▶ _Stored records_
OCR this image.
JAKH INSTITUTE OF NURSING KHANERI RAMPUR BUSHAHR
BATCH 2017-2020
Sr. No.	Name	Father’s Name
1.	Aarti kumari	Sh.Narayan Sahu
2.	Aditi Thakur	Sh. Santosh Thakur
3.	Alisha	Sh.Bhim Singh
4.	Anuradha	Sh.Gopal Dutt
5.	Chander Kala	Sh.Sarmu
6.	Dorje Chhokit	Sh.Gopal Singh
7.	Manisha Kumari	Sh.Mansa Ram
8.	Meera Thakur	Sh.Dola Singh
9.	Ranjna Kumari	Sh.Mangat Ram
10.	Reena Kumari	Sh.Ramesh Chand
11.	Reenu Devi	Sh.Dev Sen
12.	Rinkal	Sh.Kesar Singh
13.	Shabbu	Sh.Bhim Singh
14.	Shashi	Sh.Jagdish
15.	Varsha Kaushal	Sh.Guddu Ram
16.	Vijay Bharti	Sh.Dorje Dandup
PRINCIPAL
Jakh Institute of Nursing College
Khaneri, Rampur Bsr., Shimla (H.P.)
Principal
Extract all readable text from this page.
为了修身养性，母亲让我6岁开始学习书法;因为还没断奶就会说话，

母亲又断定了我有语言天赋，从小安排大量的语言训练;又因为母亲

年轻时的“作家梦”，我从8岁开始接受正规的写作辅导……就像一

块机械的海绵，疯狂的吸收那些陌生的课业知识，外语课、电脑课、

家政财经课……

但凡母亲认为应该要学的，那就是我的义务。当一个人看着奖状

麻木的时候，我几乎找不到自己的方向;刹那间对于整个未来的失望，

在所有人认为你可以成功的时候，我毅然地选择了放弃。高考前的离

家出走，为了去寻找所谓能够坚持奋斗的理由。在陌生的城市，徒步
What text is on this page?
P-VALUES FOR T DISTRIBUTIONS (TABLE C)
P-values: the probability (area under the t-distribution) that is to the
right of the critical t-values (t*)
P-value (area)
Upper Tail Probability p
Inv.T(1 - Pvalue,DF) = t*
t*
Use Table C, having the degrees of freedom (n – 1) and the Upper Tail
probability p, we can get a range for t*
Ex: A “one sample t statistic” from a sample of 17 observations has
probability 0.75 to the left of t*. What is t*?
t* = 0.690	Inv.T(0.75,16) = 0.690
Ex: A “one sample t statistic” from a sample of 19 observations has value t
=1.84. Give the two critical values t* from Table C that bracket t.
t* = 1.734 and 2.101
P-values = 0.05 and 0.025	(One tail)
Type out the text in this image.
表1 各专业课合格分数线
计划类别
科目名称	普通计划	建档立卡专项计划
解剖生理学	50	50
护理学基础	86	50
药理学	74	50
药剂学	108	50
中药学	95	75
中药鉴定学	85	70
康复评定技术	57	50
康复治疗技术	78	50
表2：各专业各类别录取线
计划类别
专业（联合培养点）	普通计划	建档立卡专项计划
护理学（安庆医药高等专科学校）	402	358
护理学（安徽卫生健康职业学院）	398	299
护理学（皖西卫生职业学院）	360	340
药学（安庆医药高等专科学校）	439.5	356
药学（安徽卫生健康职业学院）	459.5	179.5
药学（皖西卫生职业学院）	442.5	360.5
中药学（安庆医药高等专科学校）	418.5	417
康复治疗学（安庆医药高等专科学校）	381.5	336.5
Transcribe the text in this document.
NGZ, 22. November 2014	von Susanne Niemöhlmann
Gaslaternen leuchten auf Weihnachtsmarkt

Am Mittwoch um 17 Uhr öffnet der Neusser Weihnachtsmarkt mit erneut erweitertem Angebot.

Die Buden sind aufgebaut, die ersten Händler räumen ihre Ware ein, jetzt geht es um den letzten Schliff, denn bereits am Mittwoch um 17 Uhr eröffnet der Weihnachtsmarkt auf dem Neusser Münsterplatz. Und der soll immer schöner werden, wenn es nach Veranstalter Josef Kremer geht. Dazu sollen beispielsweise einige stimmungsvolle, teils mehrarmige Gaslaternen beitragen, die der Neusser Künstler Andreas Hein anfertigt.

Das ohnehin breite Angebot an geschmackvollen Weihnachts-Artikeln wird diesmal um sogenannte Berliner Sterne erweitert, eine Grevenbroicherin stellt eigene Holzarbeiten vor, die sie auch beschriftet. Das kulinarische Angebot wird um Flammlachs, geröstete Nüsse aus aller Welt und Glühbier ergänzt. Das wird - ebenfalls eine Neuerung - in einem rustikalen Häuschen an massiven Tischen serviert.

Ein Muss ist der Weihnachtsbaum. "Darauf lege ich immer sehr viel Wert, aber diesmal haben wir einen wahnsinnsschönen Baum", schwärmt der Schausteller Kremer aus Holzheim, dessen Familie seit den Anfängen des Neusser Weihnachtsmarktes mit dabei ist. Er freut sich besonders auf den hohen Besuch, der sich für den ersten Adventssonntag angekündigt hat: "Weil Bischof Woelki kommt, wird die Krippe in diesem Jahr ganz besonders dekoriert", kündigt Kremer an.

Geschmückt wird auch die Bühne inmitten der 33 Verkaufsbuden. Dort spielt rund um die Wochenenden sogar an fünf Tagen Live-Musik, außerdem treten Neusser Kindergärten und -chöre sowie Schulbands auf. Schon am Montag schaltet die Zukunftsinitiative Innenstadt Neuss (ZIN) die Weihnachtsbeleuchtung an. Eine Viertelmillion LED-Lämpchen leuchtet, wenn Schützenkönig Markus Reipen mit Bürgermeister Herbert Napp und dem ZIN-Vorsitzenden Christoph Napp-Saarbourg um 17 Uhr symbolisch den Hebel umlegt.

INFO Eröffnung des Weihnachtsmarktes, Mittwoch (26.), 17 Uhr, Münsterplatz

▶ _Task requirements_
Repeat the records exactly, including every line.

▶ _Complete response_
OCR this image.
JAKH INSTITUTE OF NURSING KHANERI RAMPUR BUSHAHR
BATCH 2017-2020
Sr. No.	Name	Father’s Name
1.	Aarti kumari	Sh.Narayan Sahu
2.	Aditi Thakur	Sh. Santosh Thakur
3.	Alisha	Sh.Bhim Singh
4.	Anuradha	Sh.Gopal Dutt
5.	Chander Kala	Sh.Sarmu
6.	Dorje Chhokit	Sh.Gopal Singh
7.	Manisha Kumari	Sh.Mansa Ram
8.	Meera Thakur	Sh.Dola Singh
9.	Ranjna Kumari	Sh.Mangat Ram
10.	Reena Kumari	Sh.Ramesh Chand
11.	Reenu Devi	Sh.Dev Sen
12.	Rinkal	Sh.Kesar Singh
13.	Shabbu	Sh.Bhim Singh
14.	Shashi	Sh.Jagdish
15.	Varsha Kaushal	Sh.Guddu Ram
16.	Vijay Bharti	Sh.Dorje Dandup
PRINCIPAL
Jakh Institute of Nursing College
Khaneri, Rampur Bsr., Shimla (H.P.)
Principal
Extract all readable text from this page.
为了修身养性，母亲让我6岁开始学习书法;因为还没断奶就会说话，

母亲又断定了我有语言天赋，从小安排大量的语言训练;又因为母亲

年轻时的“作家梦”，我从8岁开始接受正规的写作辅导……就像一

块机械的海绵，疯狂的吸收那些陌生的课业知识，外语课、电脑课、

家政财经课……

但凡母亲认为应该要学的，那就是我的义务。当一个人看着奖状

麻木的时候，我几乎找不到自己的方向;刹那间对于整个未来的失望，

在所有人认为你可以成功的时候，我毅然地选择了放弃。高考前的离

家出走，为了去寻找所谓能够坚持奋斗的理由。在陌生的城市，徒步
What text is on this page?
P-VALUES FOR T DISTRIBUTIONS (TABLE C)
P-values: the probability (area under the t-distribution) that is to the
right of the critical t-values (t*)
P-value (area)
Upper Tail Probability p
Inv.T(1 - Pvalue,DF) = t*
t*
Use Table C, having the degrees of freedom (n – 1) and the Upper Tail
probability p, we can get a range for t*
Ex: A “one sample t statistic” from a sample of 17 observations has
probability 0.75 to the left of t*. What is t*?
t* = 0.690	Inv.T(0.75,16) = 0.690
Ex: A “one sample t statistic” from a sample of 19 observations has value t
=1.84. Give the two critical values t* from Table C that bracket t.
t* = 1.734 and 2.101
P-values = 0.05 and 0.025	(One tail)
Type out the text in this image.
表1 各专业课合格分数线
计划类别
科目名称	普通计划	建档立卡专项计划
解剖生理学	50	50
护理学基础	86	50
药理学	74	50
药剂学	108	50
中药学	95	75
中药鉴定学	85	70
康复评定技术	57	50
康复治疗技术	78	50
表2：各专业各类别录取线
计划类别
专业（联合培养点）	普通计划	建档立卡专项计划
护理学（安庆医药高等专科学校）	402	358
护理学（安徽卫生健康职业学院）	398	299
护理学（皖西卫生职业学院）	360	340
药学（安庆医药高等专科学校）	439.5	356
药学（安徽卫生健康职业学院）	459.5	179.5
药学（皖西卫生职业学院）	442.5	360.5
中药学（安庆医药高等专科学校）	418.5	417
康复治疗学（安庆医药高等专科学校）	381.5	336.5
Transcribe the text in this document.
NGZ, 22. November 2014	von Susanne Niemöhlmann
Gaslaternen leuchten auf Weihnachtsmarkt

Am Mittwoch um 17 Uhr öffnet der Neusser Weihnachtsmarkt mit erneut erweitertem Angebot.

Die Buden sind aufgebaut, die ersten Händler räumen ihre Ware ein, jetzt geht es um den letzten Schliff, denn bereits am Mittwoch um 17 Uhr eröffnet der Weihnachtsmarkt auf dem Neusser Münsterplatz. Und der soll immer schöner werden, wenn es nach Veranstalter Josef Kremer geht. Dazu sollen beispielsweise einige stimmungsvolle, teils mehrarmige Gaslaternen beitragen, die der Neusser Künstler Andreas Hein anfertigt.

Das ohnehin breite Angebot an geschmackvollen Weihnachts-Artikeln wird diesmal um sogenannte Berliner Sterne erweitert, eine Grevenbroicherin stellt eigene Holzarbeiten vor, die sie auch beschriftet. Das kulinarische Angebot wird um Flammlachs, geröstete Nüsse aus aller Welt und Glühbier ergänzt. Das wird - ebenfalls eine Neuerung - in einem rustikalen Häuschen an massiven Tischen serviert.

Ein Muss ist der Weihnachtsbaum. "Darauf lege ich immer sehr viel Wert, aber diesmal haben wir einen wahnsinnsschönen Baum", schwärmt der Schausteller Kremer aus Holzheim, dessen Familie seit den Anfängen des Neusser Weihnachtsmarktes mit dabei ist. Er freut sich besonders auf den hohen Besuch, der sich für den ersten Adventssonntag angekündigt hat: "Weil Bischof Woelki kommt, wird die Krippe in diesem Jahr ganz besonders dekoriert", kündigt Kremer an.

Geschmückt wird auch die Bühne inmitten der 33 Verkaufsbuden. Dort spielt rund um die Wochenenden sogar an fünf Tagen Live-Musik, außerdem treten Neusser Kindergärten und -chöre sowie Schulbands auf. Schon am Montag schaltet die Zukunftsinitiative Innenstadt Neuss (ZIN) die Weihnachtsbeleuchtung an. Eine Viertelmillion LED-Lämpchen leuchtet, wenn Schützenkönig Markus Reipen mit Bürgermeister Herbert Napp und dem ZIN-Vorsitzenden Christoph Napp-Saarbourg um 17 Uhr symbolisch den Hebel umlegt.

INFO Eröffnung des Weihnachtsmarktes, Mittwoch (26.), 17 Uhr, Münsterplatz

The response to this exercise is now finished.